BEGIN Records

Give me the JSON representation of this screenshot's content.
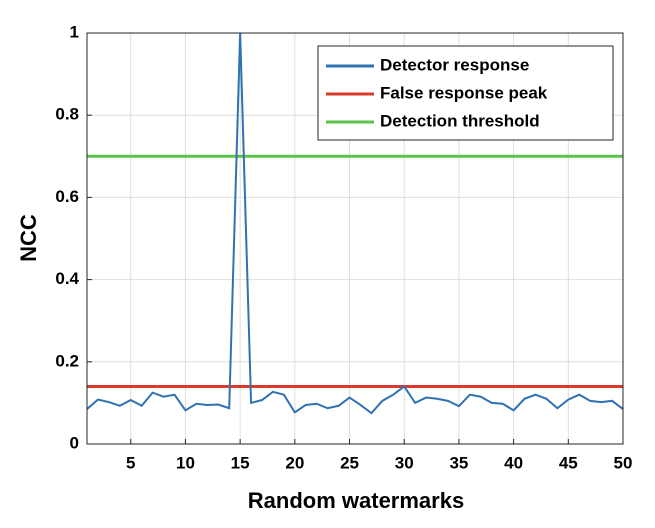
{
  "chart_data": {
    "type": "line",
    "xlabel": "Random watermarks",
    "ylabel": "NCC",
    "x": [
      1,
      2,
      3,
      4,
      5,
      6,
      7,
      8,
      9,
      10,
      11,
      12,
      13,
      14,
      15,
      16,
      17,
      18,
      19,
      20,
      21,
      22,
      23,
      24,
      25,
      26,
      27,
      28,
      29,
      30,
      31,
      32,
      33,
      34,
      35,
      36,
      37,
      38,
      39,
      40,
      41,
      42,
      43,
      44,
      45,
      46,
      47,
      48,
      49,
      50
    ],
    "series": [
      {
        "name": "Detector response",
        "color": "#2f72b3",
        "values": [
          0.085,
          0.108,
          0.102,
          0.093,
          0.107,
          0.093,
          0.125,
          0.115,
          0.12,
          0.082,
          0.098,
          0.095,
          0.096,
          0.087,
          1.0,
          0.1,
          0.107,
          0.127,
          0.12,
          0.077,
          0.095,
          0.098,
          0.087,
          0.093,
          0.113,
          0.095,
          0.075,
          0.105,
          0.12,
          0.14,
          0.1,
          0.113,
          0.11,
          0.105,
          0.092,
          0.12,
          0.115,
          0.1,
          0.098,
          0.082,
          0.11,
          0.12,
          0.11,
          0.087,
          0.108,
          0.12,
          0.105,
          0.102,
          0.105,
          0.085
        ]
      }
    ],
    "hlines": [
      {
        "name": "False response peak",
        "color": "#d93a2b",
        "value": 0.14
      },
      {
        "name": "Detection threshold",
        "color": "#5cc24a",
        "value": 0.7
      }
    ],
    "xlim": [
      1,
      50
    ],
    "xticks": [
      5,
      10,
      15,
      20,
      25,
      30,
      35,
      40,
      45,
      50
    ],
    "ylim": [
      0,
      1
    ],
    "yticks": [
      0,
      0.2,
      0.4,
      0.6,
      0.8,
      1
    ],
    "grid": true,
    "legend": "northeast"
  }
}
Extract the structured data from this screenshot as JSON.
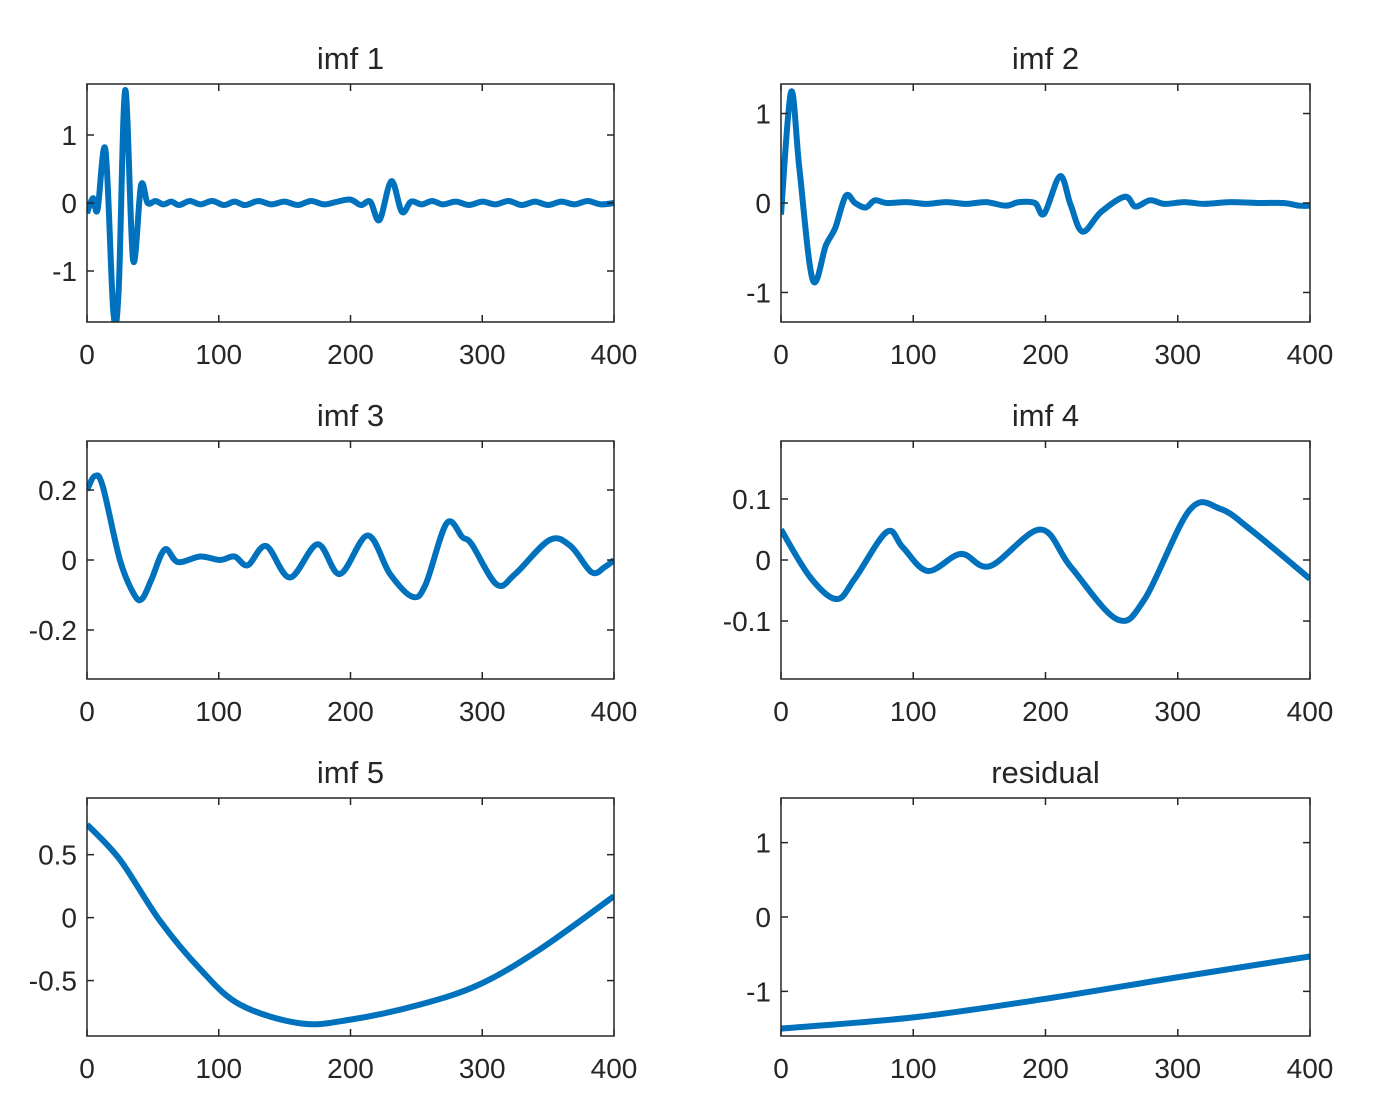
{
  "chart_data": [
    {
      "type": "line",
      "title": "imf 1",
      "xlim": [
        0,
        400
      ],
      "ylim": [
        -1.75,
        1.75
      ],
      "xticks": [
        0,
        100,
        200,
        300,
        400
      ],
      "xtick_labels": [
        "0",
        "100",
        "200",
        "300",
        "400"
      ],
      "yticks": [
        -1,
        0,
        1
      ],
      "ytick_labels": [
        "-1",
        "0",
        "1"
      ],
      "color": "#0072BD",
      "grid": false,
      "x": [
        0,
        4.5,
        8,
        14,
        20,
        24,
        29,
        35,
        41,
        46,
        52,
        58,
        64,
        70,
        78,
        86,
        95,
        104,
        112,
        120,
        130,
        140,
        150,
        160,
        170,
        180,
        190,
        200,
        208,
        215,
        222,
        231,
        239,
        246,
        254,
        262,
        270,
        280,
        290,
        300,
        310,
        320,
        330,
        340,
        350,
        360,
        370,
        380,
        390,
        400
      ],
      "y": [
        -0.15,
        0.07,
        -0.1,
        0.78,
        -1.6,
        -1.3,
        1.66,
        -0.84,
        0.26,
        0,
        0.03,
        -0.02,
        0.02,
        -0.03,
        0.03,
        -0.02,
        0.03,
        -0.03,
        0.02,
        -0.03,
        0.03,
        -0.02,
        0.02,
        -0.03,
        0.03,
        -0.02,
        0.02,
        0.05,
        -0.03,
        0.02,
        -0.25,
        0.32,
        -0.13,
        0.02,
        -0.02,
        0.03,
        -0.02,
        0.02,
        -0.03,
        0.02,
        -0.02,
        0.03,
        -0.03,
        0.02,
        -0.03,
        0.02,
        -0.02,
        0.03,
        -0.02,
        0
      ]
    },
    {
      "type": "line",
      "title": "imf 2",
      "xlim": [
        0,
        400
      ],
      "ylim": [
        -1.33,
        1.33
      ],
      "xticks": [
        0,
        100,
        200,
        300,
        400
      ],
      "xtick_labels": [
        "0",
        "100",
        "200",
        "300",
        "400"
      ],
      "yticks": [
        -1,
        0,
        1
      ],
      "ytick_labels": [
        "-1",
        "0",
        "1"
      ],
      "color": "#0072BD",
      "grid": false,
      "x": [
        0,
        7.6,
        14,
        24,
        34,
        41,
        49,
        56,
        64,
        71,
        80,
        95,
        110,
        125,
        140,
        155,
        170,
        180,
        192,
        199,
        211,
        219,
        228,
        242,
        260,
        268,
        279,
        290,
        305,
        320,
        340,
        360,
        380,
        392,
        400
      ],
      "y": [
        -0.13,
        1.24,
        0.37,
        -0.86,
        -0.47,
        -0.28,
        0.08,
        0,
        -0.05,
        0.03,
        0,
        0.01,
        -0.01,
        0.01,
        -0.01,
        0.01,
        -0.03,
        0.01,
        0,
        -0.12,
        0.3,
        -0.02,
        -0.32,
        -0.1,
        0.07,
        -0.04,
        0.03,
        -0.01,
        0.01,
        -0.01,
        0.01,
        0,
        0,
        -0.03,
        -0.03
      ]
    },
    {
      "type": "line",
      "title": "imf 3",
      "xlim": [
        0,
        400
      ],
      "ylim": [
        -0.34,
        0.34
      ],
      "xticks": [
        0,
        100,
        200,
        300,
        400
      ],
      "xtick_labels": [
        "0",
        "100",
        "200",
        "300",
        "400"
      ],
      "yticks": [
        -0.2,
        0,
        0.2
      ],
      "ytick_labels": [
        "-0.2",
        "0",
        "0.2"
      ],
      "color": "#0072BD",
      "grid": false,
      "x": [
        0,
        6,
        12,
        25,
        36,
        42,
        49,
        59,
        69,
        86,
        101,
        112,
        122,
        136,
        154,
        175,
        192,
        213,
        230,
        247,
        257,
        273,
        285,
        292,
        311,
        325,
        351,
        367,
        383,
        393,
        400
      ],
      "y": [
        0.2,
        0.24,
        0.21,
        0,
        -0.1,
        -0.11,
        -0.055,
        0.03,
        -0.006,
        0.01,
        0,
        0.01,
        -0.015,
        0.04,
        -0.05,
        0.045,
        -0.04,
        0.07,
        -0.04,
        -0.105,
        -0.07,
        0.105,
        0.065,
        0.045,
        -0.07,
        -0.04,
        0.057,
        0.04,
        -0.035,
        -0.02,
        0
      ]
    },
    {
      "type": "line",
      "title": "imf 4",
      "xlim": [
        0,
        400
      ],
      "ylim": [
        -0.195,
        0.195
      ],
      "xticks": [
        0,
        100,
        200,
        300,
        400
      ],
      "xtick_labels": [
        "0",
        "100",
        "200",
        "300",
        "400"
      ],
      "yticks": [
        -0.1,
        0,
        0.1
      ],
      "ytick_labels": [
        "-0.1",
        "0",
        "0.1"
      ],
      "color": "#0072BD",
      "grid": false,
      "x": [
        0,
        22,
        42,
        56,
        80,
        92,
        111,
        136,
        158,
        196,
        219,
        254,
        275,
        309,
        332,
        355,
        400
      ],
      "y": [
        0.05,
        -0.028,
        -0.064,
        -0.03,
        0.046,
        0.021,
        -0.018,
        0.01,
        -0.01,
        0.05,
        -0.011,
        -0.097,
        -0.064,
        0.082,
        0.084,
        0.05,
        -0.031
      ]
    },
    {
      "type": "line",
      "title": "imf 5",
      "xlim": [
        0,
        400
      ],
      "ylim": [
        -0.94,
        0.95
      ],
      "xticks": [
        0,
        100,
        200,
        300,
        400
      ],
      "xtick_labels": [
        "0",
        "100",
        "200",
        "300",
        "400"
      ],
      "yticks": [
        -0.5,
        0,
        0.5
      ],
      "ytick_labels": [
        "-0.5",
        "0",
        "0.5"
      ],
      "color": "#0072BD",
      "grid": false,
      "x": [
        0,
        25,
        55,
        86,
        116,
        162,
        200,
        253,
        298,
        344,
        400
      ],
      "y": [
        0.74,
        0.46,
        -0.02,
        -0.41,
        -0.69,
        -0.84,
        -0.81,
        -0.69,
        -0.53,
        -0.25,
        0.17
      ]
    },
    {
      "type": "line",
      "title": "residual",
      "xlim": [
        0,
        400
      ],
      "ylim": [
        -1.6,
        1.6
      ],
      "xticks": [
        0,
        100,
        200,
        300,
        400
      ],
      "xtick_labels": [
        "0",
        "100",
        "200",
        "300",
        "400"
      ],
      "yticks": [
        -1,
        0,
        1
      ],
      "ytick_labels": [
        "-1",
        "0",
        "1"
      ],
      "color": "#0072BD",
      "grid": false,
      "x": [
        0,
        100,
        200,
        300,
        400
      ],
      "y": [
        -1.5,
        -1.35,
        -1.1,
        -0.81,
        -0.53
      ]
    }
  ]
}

END Records

■ Exercise requirements
Within the listing above, find every line containing the string "screenshot" and return it.

■ Complete answer
Give me the JSON representation of this screenshot's content.
Extract the structured data from this screenshot as JSON.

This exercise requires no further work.